--- begin ---
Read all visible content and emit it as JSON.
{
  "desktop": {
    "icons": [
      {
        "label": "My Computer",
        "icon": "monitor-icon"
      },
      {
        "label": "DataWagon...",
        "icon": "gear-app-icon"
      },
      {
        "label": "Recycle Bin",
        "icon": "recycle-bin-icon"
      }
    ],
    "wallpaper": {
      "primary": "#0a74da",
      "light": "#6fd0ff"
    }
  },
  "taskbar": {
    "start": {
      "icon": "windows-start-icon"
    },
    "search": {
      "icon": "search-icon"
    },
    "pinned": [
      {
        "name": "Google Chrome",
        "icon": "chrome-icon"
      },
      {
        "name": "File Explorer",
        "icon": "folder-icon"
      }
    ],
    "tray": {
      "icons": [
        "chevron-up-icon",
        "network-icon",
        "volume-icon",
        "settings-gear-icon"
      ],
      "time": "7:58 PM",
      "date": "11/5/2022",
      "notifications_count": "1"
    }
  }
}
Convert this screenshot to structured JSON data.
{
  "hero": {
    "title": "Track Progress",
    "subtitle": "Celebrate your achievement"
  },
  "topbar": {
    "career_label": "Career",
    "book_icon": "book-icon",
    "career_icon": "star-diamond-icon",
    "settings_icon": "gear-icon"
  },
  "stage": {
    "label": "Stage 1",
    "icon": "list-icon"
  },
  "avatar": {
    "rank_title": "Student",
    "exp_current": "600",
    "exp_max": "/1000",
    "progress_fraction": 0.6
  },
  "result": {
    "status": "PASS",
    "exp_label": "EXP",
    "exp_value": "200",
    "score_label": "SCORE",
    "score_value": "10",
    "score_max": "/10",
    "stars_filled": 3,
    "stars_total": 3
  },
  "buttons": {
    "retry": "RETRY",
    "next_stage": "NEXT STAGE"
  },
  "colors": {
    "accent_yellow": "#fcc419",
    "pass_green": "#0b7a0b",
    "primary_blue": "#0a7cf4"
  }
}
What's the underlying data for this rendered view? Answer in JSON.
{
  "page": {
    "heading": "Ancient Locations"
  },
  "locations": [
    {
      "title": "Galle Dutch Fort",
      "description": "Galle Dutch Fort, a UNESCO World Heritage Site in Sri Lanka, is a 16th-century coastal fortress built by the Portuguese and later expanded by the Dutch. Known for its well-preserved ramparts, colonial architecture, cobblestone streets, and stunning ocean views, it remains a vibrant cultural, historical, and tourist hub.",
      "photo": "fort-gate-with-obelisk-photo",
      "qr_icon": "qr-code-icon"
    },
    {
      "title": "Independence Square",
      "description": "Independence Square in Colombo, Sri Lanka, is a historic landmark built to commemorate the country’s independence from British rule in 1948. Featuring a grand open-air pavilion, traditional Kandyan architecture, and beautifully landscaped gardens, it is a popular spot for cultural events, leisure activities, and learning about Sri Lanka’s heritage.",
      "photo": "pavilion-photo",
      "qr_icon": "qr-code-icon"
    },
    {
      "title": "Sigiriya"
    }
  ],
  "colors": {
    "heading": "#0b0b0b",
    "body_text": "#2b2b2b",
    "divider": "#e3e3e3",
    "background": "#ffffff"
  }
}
--- end ---
### GOAL
Copy each line of the listing that holds the word "heading".

### FINISHED ANSWER
    "heading": "Ancient Locations"
    "heading": "#0b0b0b",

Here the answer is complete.